● **Task brief**
Please edit the rows below so that every "SD card" becomes "memory card", and leave everything else unchanged.

● **Materials provided**
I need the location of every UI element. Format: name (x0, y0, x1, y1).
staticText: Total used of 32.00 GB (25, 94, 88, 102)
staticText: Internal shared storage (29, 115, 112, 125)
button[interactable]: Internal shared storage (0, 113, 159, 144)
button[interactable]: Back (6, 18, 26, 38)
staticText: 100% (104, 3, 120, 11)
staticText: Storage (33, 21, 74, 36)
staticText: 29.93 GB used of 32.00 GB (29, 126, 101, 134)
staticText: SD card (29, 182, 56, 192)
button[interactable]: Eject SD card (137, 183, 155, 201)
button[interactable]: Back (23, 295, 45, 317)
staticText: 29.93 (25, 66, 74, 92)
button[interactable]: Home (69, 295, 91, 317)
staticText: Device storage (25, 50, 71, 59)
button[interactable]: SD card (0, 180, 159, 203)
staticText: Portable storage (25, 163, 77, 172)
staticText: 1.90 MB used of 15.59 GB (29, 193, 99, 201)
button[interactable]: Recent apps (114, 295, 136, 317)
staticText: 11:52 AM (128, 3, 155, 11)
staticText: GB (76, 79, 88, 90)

● **The completed task**
I need the location of every UI element. Format: name (x0, y0, x1, y1).
staticText: Total used of 32.00 GB (25, 94, 88, 102)
staticText: Internal shared storage (29, 115, 112, 125)
button[interactable]: Internal shared storage (0, 113, 159, 144)
button[interactable]: Back (6, 18, 26, 38)
staticText: 100% (104, 3, 120, 11)
staticText: Storage (33, 21, 74, 36)
staticText: 29.93 GB used of 32.00 GB (29, 126, 101, 134)
staticText: memory card (29, 182, 56, 192)
button[interactable]: Eject memory card (137, 183, 155, 201)
button[interactable]: Back (23, 295, 45, 317)
staticText: 29.93 (25, 66, 74, 92)
button[interactable]: Home (69, 295, 91, 317)
staticText: Device storage (25, 50, 71, 59)
button[interactable]: memory card (0, 180, 159, 203)
staticText: Portable storage (25, 163, 77, 172)
staticText: 1.90 MB used of 15.59 GB (29, 193, 99, 201)
button[interactable]: Recent apps (114, 295, 136, 317)
staticText: 11:52 AM (128, 3, 155, 11)
staticText: GB (76, 79, 88, 90)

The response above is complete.